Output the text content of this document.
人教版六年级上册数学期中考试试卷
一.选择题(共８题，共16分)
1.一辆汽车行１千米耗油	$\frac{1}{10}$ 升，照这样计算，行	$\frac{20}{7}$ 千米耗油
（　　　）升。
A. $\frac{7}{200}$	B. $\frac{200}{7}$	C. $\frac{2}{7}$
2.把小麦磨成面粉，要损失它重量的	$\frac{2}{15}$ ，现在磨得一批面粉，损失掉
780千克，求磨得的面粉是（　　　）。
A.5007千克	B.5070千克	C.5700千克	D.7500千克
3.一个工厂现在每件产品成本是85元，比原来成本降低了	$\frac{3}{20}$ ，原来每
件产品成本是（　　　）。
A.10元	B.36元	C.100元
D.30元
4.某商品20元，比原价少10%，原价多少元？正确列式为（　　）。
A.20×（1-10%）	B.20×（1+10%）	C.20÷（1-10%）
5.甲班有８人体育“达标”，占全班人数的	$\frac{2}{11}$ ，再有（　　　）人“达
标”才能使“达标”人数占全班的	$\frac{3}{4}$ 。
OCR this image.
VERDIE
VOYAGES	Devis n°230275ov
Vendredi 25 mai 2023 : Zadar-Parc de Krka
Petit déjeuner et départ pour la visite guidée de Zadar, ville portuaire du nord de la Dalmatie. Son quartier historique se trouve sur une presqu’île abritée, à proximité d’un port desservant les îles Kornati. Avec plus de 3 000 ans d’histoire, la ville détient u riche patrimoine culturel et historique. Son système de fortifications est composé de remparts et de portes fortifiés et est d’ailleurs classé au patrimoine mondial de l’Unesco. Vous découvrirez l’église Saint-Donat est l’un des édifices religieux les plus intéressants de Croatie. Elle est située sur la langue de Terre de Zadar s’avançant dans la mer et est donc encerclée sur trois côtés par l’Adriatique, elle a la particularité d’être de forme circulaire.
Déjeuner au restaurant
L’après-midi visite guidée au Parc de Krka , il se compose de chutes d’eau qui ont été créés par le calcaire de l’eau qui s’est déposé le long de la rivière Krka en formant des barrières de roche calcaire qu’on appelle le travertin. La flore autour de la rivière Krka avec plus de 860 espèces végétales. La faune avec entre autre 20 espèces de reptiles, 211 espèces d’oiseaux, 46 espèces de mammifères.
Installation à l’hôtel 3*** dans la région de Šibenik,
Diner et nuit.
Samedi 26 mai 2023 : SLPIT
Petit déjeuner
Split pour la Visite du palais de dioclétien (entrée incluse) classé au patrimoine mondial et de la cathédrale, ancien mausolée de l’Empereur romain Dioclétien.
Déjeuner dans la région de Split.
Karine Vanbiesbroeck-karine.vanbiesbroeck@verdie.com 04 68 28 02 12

CHALLENGE:
Your task is to reproduce the whole listing exactly.

ANSWER BELOW:
Output the text content of this document.
人教版六年级上册数学期中考试试卷
一.选择题(共８题，共16分)
1.一辆汽车行１千米耗油	$\frac{1}{10}$ 升，照这样计算，行	$\frac{20}{7}$ 千米耗油
（　　　）升。
A. $\frac{7}{200}$	B. $\frac{200}{7}$	C. $\frac{2}{7}$
2.把小麦磨成面粉，要损失它重量的	$\frac{2}{15}$ ，现在磨得一批面粉，损失掉
780千克，求磨得的面粉是（　　　）。
A.5007千克	B.5070千克	C.5700千克	D.7500千克
3.一个工厂现在每件产品成本是85元，比原来成本降低了	$\frac{3}{20}$ ，原来每
件产品成本是（　　　）。
A.10元	B.36元	C.100元
D.30元
4.某商品20元，比原价少10%，原价多少元？正确列式为（　　）。
A.20×（1-10%）	B.20×（1+10%）	C.20÷（1-10%）
5.甲班有８人体育“达标”，占全班人数的	$\frac{2}{11}$ ，再有（　　　）人“达
标”才能使“达标”人数占全班的	$\frac{3}{4}$ 。
OCR this image.
VERDIE
VOYAGES	Devis n°230275ov
Vendredi 25 mai 2023 : Zadar-Parc de Krka
Petit déjeuner et départ pour la visite guidée de Zadar, ville portuaire du nord de la Dalmatie. Son quartier historique se trouve sur une presqu’île abritée, à proximité d’un port desservant les îles Kornati. Avec plus de 3 000 ans d’histoire, la ville détient u riche patrimoine culturel et historique. Son système de fortifications est composé de remparts et de portes fortifiés et est d’ailleurs classé au patrimoine mondial de l’Unesco. Vous découvrirez l’église Saint-Donat est l’un des édifices religieux les plus intéressants de Croatie. Elle est située sur la langue de Terre de Zadar s’avançant dans la mer et est donc encerclée sur trois côtés par l’Adriatique, elle a la particularité d’être de forme circulaire.
Déjeuner au restaurant
L’après-midi visite guidée au Parc de Krka , il se compose de chutes d’eau qui ont été créés par le calcaire de l’eau qui s’est déposé le long de la rivière Krka en formant des barrières de roche calcaire qu’on appelle le travertin. La flore autour de la rivière Krka avec plus de 860 espèces végétales. La faune avec entre autre 20 espèces de reptiles, 211 espèces d’oiseaux, 46 espèces de mammifères.
Installation à l’hôtel 3*** dans la région de Šibenik,
Diner et nuit.
Samedi 26 mai 2023 : SLPIT
Petit déjeuner
Split pour la Visite du palais de dioclétien (entrée incluse) classé au patrimoine mondial et de la cathédrale, ancien mausolée de l’Empereur romain Dioclétien.
Déjeuner dans la région de Split.
Karine Vanbiesbroeck-karine.vanbiesbroeck@verdie.com 04 68 28 02 12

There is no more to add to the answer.